Return each line containing "инфраструктуры".

### [Records for the exercise]
+===+
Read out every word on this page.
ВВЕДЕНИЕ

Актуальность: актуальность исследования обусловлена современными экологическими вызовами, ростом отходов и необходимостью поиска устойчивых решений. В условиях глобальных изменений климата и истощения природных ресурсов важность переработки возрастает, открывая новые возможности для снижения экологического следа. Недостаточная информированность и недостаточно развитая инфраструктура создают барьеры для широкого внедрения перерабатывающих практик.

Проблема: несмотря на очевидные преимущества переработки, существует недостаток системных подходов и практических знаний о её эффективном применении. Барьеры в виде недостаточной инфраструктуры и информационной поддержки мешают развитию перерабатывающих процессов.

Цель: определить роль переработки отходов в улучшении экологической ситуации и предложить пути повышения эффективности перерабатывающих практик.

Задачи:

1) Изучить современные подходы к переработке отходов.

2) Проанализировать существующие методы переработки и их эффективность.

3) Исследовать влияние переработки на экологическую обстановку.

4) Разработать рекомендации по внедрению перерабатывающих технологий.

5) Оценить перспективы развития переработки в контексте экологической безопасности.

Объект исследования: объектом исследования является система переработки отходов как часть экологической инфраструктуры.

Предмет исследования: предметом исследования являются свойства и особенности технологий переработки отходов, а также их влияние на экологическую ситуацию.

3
+===+
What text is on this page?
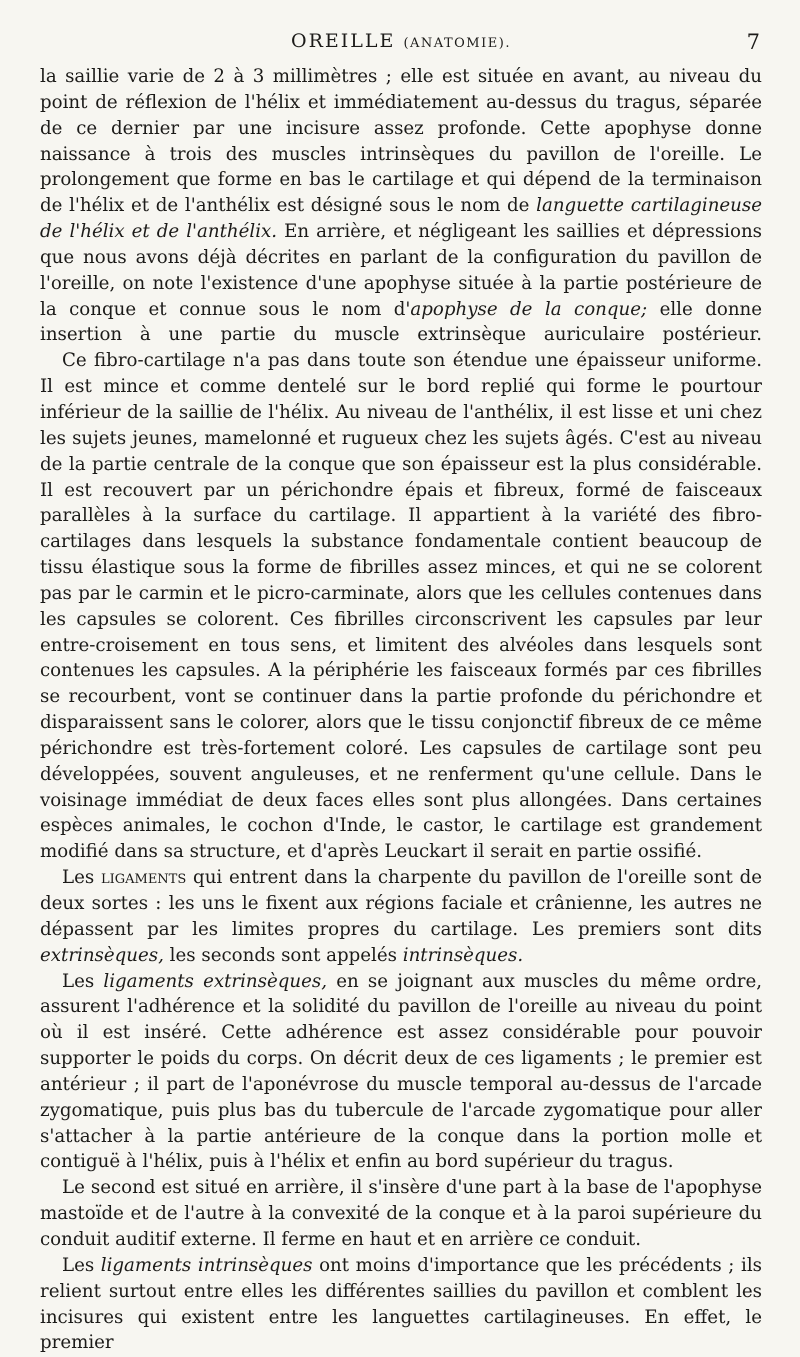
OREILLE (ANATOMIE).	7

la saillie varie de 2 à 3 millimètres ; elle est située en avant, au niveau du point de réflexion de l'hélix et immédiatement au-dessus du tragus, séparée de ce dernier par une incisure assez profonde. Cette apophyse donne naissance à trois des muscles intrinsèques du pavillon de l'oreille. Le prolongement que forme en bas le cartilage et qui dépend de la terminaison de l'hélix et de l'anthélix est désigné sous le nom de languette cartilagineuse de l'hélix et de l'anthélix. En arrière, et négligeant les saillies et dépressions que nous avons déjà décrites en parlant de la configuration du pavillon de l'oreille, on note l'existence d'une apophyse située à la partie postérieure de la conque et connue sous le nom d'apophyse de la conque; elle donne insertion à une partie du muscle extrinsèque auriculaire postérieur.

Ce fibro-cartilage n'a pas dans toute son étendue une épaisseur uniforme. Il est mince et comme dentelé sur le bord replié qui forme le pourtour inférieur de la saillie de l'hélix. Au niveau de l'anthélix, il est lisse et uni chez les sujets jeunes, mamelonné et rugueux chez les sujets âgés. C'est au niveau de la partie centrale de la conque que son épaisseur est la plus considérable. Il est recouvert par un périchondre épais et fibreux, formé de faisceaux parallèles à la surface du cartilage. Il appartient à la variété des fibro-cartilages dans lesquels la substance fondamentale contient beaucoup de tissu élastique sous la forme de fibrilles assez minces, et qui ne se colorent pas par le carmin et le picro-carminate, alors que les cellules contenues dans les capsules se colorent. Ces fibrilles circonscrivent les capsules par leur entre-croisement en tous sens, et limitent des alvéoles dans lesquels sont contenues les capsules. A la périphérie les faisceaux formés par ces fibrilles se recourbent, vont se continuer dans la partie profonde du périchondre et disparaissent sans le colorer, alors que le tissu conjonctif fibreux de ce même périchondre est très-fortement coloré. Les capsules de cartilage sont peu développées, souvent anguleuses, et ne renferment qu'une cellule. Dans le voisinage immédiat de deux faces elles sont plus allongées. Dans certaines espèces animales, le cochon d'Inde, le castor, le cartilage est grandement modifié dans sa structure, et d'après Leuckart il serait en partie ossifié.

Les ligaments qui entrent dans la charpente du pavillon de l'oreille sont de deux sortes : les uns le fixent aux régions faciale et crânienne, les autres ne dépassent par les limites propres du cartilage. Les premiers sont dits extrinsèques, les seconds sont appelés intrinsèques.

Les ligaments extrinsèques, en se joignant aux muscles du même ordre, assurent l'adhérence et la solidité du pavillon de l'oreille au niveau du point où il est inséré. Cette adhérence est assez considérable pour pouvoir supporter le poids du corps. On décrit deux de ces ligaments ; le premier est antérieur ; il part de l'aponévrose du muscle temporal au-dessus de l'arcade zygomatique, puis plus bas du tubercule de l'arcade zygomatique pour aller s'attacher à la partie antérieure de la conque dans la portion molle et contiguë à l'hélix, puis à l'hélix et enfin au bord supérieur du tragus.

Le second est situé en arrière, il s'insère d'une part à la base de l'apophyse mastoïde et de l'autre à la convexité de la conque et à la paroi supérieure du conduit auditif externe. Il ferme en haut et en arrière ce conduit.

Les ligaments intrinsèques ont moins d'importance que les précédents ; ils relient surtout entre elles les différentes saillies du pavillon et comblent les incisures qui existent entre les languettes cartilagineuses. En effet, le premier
+===+
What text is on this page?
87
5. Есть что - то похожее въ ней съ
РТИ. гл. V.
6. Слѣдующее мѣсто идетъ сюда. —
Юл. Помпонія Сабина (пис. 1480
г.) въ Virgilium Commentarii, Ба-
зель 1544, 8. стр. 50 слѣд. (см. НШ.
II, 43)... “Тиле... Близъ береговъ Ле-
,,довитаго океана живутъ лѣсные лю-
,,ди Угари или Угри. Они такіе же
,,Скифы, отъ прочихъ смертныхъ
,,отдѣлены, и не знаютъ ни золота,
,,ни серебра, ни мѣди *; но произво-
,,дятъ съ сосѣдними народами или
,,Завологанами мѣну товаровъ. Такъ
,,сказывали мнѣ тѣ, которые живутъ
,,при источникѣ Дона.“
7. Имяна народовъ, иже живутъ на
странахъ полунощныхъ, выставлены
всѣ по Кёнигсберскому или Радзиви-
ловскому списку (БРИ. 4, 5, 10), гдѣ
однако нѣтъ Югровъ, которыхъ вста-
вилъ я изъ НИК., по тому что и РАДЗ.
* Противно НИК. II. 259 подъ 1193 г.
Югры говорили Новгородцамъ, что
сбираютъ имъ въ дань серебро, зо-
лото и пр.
+===+
### [Written answer]
Проблема: несмотря на очевидные преимущества переработки, существует недостаток системных подходов и практических знаний о её эффективном применении. Барьеры в виде недостаточной инфраструктуры и информационной поддержки мешают развитию перерабатывающих процессов.
Объект исследования: объектом исследования является система переработки отходов как часть экологической инфраструктуры.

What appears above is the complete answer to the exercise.